• **PROBLEM TO WORK ON**:
Select each line where the word "data" appears.

• **STORED ROWS**:
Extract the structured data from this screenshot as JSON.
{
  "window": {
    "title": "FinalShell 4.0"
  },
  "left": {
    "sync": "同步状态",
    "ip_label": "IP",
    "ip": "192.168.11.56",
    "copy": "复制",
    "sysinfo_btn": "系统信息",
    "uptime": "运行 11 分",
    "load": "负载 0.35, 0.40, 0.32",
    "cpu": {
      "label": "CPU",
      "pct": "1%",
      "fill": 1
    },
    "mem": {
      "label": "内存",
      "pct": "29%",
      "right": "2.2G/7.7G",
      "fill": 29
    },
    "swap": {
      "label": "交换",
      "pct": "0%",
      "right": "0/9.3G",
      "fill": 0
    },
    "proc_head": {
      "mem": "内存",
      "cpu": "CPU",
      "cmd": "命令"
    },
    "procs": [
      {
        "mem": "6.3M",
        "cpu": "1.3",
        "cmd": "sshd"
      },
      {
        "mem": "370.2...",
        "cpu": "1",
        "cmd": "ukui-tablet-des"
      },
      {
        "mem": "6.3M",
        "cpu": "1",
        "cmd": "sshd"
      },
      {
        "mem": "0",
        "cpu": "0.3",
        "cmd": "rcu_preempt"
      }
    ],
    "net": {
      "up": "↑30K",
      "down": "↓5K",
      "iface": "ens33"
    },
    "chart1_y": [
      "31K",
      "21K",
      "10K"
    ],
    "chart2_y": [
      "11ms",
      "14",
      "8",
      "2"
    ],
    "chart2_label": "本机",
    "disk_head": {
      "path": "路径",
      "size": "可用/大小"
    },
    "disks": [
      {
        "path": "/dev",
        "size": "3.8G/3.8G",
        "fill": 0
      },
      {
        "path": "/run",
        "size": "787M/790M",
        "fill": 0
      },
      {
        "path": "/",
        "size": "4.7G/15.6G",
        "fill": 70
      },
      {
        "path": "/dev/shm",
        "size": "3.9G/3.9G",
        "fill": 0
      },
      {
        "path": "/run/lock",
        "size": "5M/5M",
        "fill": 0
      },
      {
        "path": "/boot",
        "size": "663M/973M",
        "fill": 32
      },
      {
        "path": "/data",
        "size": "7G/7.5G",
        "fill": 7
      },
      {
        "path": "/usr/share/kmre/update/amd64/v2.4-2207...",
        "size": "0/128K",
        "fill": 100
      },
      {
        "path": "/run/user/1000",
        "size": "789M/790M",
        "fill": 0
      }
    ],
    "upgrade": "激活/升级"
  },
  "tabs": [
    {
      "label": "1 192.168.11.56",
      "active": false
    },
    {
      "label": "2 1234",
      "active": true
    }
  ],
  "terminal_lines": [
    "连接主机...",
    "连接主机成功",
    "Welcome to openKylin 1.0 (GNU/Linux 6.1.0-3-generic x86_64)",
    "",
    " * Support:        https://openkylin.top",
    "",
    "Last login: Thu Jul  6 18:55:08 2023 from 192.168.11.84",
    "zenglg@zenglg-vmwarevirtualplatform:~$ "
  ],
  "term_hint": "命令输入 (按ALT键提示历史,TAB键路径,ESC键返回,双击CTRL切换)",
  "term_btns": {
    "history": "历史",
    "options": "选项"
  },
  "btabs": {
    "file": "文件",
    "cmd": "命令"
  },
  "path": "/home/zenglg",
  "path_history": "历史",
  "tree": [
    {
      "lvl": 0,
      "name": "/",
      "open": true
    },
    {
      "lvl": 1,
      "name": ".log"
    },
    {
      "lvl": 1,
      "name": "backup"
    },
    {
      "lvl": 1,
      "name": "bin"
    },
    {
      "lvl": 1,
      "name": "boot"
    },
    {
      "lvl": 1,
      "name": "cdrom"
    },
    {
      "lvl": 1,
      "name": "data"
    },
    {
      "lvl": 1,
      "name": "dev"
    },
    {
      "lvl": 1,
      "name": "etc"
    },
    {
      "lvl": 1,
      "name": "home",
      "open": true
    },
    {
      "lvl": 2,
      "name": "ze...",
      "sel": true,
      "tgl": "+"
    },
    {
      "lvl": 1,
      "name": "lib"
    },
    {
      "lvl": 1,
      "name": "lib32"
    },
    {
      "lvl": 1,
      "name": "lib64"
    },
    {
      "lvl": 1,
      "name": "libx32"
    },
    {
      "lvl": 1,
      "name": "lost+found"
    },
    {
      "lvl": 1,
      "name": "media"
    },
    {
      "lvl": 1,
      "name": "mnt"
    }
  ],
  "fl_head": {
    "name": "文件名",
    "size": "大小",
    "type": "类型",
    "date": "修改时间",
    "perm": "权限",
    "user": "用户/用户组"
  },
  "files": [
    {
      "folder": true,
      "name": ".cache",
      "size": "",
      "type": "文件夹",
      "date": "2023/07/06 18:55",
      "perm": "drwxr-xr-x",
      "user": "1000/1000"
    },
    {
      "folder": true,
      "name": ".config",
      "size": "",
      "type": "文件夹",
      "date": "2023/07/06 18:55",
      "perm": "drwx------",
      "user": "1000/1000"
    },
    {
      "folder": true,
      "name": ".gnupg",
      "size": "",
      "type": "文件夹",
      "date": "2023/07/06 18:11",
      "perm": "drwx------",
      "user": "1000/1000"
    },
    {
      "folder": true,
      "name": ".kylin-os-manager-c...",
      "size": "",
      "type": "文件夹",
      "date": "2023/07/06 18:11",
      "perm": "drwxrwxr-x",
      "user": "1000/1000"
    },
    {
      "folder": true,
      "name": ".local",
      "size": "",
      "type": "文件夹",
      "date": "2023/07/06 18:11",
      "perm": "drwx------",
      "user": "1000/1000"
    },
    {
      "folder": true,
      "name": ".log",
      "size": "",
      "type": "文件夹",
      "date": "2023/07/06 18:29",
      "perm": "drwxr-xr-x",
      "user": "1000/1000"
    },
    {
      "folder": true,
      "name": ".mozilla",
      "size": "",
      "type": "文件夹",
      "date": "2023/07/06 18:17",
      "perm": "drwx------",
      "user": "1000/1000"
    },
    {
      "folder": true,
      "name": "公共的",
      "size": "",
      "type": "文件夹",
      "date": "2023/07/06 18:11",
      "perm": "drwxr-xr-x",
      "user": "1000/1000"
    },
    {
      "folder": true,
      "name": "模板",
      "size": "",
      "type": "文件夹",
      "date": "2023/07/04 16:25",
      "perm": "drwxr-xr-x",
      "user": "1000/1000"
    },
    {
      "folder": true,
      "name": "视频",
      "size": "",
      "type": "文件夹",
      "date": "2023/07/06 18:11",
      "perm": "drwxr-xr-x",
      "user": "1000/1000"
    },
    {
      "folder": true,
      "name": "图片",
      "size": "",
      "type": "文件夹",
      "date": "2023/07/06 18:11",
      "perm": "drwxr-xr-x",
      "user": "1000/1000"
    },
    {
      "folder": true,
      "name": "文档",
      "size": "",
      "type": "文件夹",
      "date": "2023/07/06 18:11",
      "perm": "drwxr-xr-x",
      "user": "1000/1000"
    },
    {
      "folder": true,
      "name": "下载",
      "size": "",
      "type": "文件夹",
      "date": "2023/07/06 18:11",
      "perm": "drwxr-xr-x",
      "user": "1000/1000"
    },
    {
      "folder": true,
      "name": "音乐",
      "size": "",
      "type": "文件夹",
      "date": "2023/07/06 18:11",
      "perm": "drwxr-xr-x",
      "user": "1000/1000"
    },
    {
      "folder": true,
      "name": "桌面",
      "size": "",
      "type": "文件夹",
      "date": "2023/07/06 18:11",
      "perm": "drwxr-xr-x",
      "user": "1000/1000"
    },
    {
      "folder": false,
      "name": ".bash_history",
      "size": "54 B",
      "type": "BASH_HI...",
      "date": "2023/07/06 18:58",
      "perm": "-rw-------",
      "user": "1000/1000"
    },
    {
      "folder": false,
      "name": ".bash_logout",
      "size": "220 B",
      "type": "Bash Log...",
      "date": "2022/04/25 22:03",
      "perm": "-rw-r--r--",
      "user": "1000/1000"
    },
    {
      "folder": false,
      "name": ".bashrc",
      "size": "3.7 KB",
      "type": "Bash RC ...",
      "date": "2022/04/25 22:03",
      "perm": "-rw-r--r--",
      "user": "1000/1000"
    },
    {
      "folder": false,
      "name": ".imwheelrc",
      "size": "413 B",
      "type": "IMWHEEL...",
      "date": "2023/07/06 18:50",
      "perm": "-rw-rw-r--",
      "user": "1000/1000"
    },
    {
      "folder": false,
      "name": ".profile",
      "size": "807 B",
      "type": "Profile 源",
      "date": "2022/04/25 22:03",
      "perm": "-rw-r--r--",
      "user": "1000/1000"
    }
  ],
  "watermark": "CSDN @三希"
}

• **ANSWER TO THIS PROBLEM**:
Extract the structured data from this screenshot as JSON.
        "path": "/data",
      "name": "data"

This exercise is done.